WHAT IS ASKED
From the listing below, copy every line with the word "time".

MATERIAL FOR THE TASK
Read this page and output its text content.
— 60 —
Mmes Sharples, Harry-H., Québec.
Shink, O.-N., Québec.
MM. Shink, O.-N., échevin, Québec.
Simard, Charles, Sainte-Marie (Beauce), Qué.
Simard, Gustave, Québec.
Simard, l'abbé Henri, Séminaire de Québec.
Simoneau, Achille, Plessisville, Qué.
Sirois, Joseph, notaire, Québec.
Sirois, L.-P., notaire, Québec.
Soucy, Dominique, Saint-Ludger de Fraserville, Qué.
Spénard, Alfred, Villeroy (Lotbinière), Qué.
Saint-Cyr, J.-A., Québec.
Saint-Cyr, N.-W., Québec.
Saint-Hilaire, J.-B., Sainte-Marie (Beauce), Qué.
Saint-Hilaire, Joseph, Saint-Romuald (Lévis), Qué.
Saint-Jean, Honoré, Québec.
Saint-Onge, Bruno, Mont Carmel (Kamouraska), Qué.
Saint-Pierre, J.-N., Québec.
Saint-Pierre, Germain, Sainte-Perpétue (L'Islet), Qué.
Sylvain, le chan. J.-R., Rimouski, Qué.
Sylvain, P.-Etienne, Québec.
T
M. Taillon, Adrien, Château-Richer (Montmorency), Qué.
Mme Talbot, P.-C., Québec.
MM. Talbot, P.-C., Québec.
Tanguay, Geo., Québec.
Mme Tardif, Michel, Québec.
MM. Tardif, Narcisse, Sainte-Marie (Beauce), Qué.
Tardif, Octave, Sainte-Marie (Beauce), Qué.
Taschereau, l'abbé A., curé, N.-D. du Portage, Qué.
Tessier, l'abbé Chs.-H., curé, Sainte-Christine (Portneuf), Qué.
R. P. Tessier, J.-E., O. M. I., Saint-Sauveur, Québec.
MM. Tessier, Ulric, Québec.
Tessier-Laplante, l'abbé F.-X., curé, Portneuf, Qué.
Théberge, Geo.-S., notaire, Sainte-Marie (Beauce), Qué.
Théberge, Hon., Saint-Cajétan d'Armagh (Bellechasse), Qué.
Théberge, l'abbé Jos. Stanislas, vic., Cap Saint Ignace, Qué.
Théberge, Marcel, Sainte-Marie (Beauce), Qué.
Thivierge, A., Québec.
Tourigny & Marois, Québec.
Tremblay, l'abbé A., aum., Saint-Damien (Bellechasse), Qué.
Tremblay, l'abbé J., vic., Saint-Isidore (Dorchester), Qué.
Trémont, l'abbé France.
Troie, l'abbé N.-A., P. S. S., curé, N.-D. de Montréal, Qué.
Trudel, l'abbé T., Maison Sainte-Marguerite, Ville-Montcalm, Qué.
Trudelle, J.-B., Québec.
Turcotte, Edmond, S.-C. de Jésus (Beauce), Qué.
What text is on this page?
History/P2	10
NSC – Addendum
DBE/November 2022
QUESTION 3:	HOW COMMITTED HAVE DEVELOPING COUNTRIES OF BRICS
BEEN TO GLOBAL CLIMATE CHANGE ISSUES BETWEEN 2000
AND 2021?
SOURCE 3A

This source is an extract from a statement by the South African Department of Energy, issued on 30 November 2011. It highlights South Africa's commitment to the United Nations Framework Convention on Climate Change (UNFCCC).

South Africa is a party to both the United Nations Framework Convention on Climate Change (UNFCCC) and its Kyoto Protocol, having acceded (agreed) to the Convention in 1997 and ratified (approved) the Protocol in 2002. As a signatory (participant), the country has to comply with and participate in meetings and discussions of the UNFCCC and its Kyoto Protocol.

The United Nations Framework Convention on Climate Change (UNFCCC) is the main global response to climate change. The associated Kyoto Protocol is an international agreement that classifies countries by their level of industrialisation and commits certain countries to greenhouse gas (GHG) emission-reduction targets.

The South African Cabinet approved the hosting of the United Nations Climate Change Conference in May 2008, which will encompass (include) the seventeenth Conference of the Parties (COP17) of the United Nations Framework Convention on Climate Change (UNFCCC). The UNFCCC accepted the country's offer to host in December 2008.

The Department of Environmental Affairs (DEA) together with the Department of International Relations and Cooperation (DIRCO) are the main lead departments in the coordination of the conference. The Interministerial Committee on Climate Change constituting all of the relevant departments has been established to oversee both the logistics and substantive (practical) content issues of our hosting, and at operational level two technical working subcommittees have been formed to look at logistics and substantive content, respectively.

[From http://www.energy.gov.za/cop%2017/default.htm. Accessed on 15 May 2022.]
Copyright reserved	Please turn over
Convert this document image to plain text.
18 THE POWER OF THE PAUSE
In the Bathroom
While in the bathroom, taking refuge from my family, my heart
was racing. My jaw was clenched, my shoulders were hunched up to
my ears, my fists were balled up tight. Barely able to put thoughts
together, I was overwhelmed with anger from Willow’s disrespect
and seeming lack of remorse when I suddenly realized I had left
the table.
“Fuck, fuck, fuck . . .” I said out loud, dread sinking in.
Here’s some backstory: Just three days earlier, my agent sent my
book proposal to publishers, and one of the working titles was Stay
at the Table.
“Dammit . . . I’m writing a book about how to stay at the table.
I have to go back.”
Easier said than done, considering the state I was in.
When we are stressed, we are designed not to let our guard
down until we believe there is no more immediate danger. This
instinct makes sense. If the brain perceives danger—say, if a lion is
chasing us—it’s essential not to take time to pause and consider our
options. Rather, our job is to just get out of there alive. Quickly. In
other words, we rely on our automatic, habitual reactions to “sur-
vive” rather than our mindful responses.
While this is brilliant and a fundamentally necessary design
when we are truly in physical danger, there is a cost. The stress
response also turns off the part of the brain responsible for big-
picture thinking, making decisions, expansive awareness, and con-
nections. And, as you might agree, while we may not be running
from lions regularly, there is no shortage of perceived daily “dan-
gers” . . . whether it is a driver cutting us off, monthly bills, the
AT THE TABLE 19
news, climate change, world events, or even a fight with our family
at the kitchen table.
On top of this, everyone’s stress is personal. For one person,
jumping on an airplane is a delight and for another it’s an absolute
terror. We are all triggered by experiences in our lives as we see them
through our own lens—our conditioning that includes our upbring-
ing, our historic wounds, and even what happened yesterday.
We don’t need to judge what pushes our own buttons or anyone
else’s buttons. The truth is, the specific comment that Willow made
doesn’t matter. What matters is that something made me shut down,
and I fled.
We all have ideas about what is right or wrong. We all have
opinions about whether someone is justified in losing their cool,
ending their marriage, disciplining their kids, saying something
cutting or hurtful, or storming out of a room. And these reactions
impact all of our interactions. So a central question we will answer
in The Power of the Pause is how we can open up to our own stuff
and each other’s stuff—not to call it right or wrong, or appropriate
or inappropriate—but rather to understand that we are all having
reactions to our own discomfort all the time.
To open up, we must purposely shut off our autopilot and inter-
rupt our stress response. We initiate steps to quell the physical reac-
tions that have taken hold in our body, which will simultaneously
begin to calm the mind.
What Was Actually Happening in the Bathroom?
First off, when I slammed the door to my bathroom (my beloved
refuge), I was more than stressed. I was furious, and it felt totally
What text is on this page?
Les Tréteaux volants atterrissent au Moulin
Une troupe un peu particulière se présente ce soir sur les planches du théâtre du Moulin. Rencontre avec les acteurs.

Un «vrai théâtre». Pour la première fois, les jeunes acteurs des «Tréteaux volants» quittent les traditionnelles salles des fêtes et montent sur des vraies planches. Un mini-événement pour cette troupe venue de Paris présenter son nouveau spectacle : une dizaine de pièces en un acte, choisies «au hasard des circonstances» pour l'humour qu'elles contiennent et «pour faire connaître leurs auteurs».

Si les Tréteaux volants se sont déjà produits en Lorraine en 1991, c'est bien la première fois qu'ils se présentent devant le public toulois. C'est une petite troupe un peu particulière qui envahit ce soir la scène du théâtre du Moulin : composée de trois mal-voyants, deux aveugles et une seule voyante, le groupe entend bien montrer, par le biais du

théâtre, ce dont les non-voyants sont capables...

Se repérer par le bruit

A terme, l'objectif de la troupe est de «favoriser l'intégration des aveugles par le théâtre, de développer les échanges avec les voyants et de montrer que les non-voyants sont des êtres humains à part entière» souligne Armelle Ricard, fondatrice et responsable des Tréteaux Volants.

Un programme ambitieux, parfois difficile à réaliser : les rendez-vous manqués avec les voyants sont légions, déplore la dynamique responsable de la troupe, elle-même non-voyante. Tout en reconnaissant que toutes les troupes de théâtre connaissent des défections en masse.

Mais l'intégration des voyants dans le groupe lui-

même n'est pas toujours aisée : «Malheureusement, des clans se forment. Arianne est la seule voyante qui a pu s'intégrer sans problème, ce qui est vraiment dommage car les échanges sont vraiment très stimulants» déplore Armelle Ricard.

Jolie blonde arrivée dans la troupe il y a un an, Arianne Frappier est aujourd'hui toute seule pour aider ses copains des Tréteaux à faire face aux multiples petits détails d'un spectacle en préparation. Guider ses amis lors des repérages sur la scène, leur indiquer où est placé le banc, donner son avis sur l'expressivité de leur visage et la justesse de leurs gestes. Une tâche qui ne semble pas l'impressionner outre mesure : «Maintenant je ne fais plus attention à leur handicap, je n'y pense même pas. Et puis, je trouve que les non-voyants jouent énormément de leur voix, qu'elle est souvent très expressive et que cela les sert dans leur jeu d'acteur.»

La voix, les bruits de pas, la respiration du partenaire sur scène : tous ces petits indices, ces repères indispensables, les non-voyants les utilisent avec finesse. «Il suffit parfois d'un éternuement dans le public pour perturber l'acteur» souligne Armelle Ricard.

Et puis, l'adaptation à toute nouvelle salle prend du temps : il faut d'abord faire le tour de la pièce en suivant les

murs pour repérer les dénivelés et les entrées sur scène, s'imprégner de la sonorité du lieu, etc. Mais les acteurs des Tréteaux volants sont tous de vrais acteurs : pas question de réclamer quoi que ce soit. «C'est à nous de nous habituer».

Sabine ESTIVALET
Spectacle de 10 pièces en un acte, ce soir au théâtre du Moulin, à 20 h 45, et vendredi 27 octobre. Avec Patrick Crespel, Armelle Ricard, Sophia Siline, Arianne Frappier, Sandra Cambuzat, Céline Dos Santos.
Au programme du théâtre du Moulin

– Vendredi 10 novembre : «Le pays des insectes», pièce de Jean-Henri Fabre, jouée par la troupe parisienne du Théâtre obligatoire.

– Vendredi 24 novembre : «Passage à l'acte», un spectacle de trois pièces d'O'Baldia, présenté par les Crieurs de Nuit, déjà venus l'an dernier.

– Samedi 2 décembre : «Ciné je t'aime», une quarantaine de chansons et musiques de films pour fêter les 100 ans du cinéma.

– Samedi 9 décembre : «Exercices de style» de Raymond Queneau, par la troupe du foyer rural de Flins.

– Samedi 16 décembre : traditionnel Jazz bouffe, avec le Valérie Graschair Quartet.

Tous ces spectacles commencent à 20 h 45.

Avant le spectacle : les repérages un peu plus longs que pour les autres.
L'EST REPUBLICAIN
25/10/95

TASK RESPONSE
chasing us—it’s essential not to take time to pause and consider our
reactions to our own discomfort all the time.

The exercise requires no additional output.